▸ MATERIAL FOR THIS EXERCISE:
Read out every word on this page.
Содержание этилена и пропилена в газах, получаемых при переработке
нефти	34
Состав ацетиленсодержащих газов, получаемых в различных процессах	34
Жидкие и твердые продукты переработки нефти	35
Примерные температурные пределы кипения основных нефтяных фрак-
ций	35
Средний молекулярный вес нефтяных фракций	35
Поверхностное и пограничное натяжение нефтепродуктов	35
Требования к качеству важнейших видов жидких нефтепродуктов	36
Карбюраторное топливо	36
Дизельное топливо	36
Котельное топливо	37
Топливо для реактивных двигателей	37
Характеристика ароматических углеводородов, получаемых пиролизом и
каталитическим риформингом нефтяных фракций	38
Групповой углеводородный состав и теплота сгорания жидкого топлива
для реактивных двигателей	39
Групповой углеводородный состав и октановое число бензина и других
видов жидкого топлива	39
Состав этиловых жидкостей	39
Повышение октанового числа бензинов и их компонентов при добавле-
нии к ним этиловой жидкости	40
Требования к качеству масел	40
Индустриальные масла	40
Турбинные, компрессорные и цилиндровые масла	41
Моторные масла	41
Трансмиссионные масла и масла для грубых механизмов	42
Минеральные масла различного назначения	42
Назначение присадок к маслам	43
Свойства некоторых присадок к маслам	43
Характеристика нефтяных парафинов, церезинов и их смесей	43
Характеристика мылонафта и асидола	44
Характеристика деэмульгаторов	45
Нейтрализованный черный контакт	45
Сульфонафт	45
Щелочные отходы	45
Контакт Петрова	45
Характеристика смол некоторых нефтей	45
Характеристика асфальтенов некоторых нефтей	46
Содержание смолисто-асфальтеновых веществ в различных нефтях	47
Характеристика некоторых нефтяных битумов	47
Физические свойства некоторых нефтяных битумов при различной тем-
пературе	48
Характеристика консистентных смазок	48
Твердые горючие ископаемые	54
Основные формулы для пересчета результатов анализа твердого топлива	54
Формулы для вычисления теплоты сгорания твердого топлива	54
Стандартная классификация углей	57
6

▸ THE EXERCISE: Search the entries for the word "маслам" and pick out every line that holds it.

▸ PROBLEM SOLUTION:
Назначение присадок к маслам	43
Свойства некоторых присадок к маслам	43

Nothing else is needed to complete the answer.